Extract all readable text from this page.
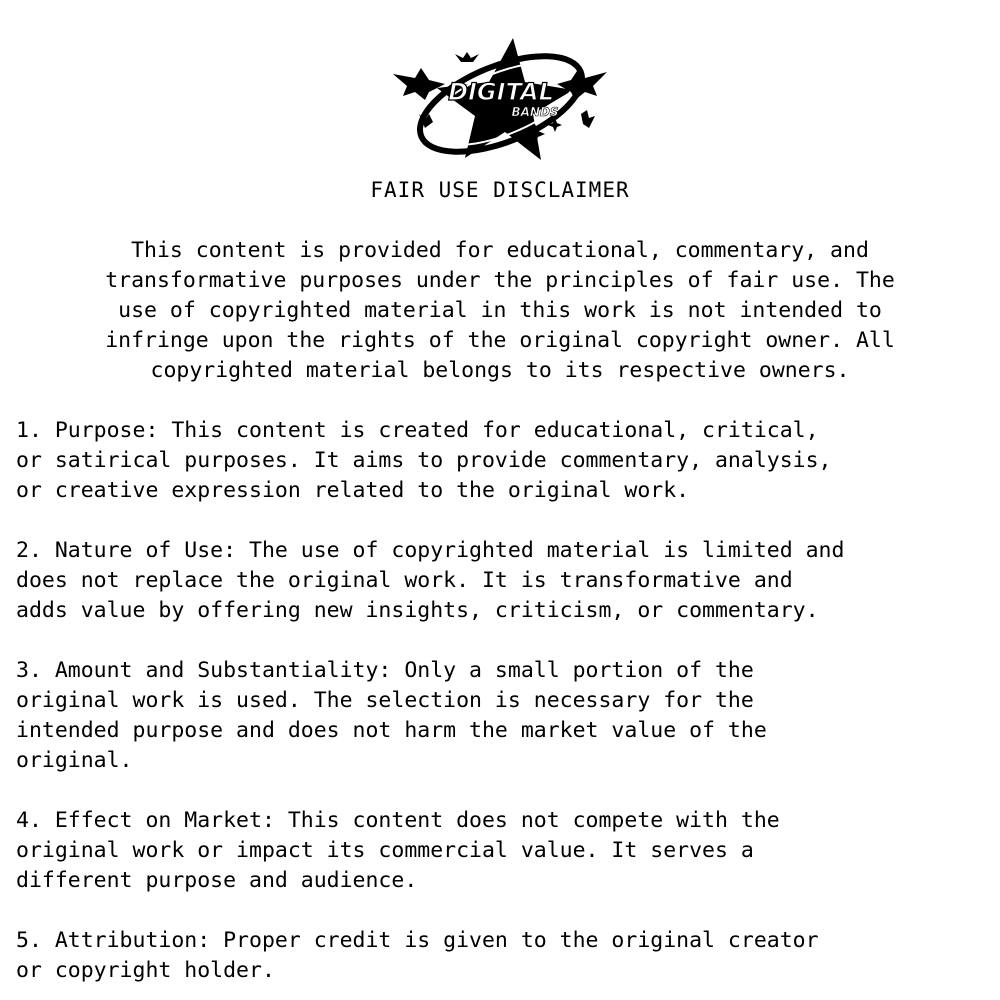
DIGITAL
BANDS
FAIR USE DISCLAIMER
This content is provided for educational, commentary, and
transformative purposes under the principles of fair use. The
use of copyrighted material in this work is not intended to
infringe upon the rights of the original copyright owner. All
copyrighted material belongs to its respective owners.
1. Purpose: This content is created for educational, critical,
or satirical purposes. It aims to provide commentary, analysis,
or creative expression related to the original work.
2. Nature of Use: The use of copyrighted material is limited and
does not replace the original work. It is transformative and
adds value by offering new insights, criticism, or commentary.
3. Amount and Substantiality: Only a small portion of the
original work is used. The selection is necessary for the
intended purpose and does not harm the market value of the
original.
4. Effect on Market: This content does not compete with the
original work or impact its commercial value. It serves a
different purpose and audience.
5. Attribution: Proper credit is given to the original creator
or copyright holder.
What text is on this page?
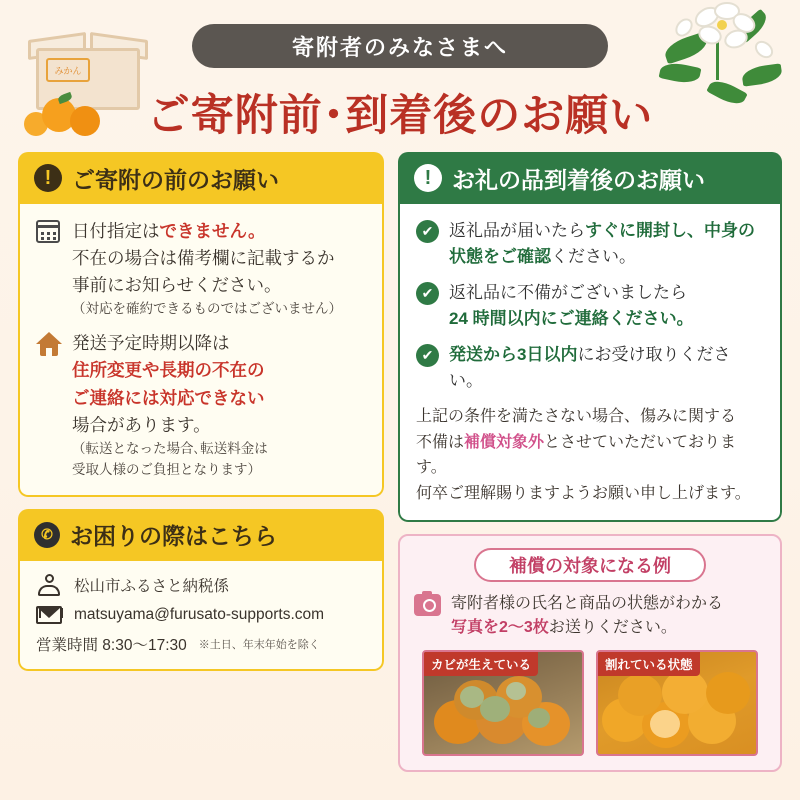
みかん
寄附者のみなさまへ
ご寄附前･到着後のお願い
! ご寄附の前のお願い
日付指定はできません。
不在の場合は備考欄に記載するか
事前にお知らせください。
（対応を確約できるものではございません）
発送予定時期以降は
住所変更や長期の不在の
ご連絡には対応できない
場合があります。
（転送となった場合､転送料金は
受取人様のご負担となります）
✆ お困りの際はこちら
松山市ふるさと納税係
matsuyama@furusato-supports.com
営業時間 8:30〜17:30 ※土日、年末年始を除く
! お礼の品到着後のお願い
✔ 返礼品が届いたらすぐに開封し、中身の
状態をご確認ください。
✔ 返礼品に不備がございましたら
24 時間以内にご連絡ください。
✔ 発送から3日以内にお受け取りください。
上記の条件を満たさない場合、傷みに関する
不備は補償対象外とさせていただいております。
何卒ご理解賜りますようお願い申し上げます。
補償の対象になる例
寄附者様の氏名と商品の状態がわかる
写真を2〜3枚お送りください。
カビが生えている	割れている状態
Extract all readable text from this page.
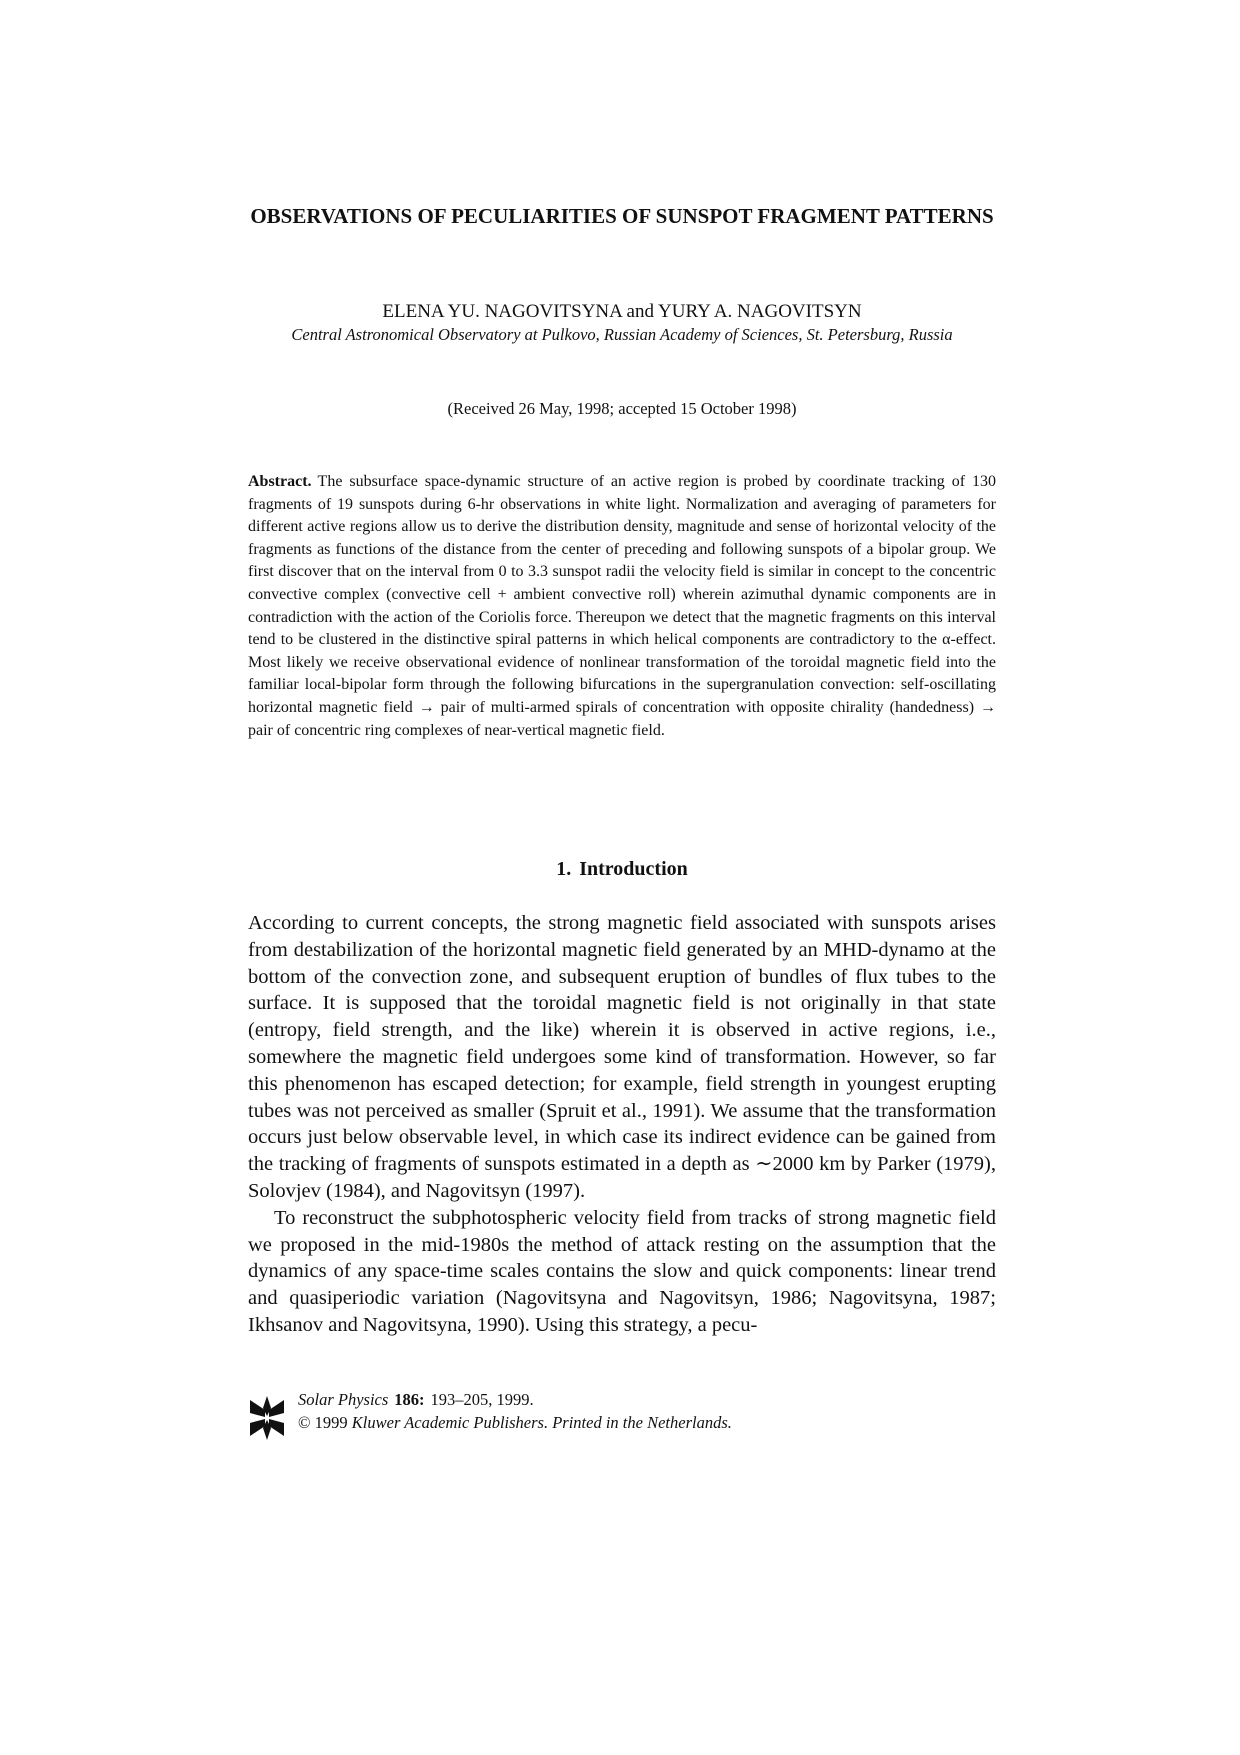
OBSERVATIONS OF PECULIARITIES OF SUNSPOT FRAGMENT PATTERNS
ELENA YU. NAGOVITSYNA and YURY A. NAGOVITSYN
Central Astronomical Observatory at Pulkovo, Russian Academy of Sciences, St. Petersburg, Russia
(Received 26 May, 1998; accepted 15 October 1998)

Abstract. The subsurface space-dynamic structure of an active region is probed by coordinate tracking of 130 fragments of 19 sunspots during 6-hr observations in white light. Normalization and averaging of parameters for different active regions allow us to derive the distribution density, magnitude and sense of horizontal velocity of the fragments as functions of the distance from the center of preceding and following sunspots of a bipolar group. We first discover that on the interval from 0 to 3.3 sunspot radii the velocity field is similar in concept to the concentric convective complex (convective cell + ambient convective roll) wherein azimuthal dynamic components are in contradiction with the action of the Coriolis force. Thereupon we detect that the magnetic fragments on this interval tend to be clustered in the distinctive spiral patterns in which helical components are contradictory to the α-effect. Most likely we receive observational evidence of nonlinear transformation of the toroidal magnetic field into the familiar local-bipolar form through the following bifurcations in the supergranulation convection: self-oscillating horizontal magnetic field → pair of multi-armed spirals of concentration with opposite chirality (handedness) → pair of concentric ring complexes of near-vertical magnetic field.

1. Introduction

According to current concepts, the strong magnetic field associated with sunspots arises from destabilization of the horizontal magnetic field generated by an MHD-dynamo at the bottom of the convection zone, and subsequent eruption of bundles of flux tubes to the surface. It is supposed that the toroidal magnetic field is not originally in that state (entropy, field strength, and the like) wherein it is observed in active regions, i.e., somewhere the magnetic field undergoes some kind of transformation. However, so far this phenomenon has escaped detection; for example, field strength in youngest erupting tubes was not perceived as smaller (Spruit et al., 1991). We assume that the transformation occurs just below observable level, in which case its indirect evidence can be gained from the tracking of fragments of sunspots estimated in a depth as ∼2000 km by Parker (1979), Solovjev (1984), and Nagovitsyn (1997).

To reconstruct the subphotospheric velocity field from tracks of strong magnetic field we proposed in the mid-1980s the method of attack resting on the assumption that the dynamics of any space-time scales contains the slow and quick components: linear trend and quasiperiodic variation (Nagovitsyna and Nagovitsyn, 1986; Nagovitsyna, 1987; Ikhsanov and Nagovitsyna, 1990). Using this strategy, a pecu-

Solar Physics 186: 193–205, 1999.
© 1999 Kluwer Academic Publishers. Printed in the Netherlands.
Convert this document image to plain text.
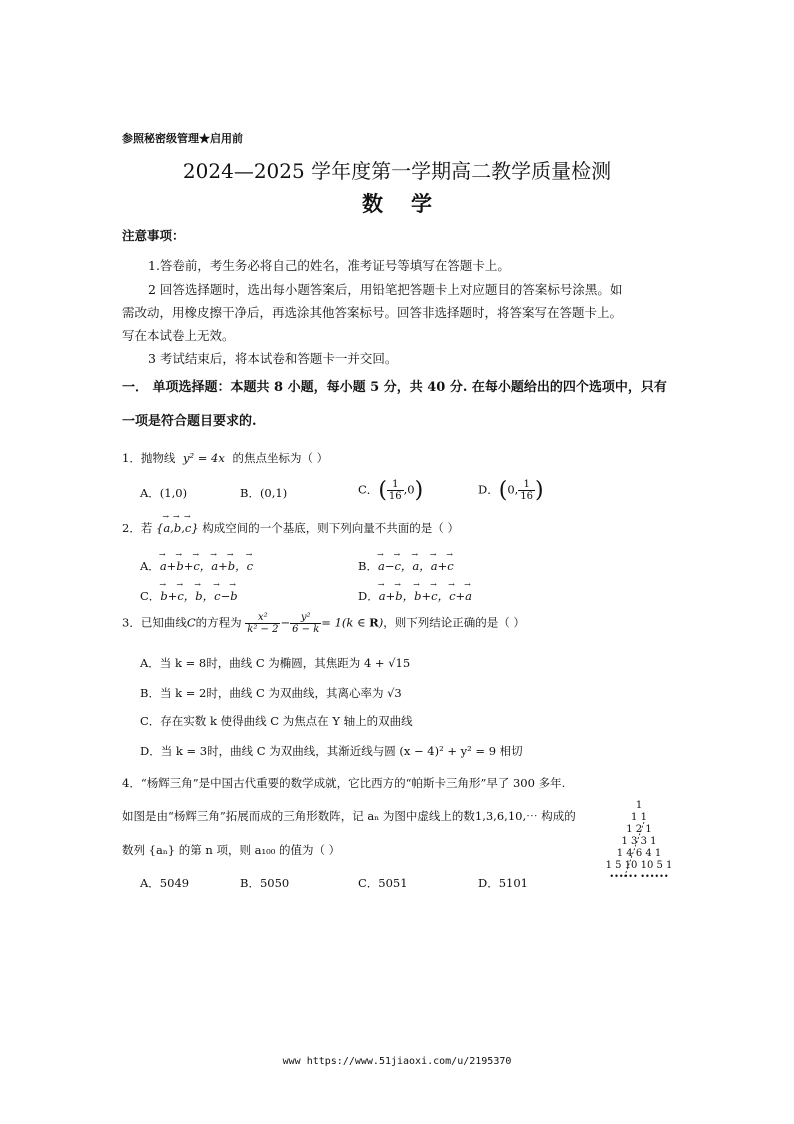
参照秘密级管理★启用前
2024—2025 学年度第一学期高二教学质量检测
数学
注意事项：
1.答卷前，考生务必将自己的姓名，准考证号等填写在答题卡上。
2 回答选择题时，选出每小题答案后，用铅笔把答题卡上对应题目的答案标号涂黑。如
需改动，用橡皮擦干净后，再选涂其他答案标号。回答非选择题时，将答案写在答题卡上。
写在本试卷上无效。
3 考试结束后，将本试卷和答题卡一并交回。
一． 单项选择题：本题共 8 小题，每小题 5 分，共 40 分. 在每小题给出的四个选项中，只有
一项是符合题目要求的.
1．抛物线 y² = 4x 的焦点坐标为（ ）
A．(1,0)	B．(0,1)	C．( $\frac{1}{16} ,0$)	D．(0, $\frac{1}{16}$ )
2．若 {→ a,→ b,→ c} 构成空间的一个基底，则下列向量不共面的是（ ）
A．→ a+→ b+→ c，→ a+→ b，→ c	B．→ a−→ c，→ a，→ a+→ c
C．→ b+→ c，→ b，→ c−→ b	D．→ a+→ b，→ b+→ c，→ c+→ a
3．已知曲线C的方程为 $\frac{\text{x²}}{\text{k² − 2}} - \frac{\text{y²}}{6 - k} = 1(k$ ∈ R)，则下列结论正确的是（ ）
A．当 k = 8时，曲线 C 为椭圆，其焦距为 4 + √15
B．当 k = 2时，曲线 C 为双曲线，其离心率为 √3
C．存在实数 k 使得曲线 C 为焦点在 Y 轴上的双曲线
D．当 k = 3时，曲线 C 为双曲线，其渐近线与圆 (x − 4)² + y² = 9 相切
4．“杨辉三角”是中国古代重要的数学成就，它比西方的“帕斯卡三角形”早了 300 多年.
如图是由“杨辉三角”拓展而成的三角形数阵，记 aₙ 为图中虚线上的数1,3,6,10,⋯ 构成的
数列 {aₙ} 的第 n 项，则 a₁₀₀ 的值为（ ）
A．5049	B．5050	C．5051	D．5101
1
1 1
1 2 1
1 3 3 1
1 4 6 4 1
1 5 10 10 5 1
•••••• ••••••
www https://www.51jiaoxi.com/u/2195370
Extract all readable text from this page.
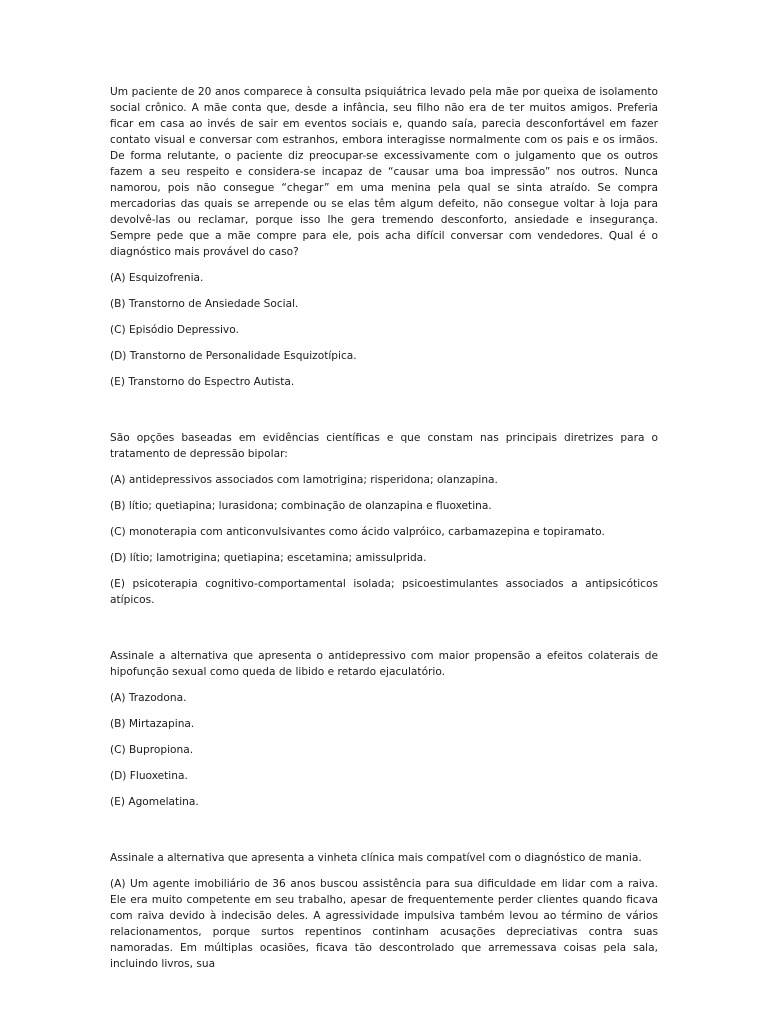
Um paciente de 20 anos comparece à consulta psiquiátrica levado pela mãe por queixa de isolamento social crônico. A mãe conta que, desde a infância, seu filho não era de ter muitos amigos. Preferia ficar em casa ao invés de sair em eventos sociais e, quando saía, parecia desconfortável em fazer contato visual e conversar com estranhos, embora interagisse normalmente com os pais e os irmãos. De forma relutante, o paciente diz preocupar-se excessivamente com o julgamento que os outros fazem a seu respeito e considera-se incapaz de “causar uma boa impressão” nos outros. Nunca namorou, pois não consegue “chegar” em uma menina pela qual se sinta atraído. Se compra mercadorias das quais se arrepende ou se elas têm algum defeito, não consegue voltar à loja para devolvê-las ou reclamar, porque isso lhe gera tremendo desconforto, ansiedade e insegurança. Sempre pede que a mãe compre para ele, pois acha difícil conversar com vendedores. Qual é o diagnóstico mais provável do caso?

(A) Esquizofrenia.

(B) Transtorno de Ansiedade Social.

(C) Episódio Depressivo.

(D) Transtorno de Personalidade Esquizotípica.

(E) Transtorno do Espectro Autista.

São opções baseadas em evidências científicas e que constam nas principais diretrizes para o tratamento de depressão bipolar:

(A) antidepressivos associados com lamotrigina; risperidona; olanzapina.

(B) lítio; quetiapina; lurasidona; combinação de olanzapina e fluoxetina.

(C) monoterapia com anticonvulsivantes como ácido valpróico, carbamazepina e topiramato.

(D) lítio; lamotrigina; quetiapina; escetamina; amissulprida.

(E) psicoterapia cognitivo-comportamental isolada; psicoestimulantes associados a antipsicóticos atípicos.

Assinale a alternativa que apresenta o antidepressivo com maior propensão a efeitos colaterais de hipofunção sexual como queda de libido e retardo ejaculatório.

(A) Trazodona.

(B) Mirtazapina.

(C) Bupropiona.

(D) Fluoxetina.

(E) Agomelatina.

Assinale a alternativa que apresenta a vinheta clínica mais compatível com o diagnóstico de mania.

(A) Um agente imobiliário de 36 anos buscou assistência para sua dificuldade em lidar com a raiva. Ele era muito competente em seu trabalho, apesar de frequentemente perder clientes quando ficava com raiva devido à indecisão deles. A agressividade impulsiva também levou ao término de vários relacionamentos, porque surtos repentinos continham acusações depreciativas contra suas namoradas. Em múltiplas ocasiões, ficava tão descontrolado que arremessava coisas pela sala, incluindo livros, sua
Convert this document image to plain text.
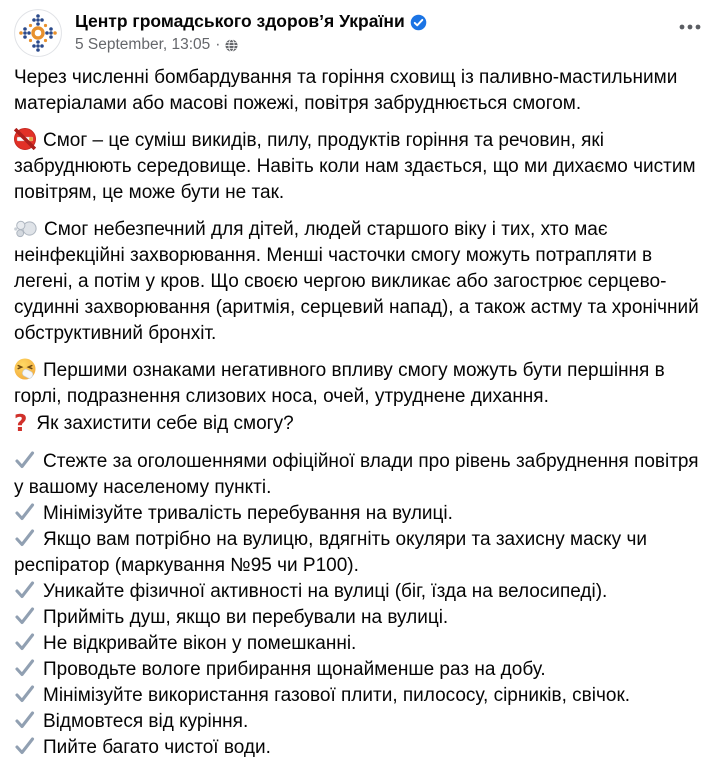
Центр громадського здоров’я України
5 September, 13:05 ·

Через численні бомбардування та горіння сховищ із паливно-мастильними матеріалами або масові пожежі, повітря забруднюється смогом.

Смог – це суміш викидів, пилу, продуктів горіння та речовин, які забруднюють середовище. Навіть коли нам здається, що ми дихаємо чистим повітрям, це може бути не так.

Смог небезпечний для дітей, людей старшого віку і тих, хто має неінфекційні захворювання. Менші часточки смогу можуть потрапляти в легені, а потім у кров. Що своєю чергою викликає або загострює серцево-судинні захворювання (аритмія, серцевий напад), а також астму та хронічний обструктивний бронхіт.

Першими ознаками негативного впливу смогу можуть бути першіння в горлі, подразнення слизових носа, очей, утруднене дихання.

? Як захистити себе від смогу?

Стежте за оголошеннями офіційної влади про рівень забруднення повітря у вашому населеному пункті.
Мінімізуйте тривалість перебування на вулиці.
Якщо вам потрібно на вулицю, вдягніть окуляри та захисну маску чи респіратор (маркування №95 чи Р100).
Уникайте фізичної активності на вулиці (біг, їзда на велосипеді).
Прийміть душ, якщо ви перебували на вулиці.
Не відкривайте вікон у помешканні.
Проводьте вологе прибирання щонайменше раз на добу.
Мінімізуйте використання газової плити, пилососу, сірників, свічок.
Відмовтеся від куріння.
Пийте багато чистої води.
+++
== Required task ==
Which lines hold the word "frac"? Show each one.

== The result ==
A．(1,0)	B．(0,1)	C．( $\frac{1}{16} ,0$)	D．(0, $\frac{1}{16}$ )
3．已知曲线C的方程为 $\frac{\text{x²}}{\text{k² − 2}} - \frac{\text{y²}}{6 - k} = 1(k$ ∈ R)，则下列结论正确的是（ ）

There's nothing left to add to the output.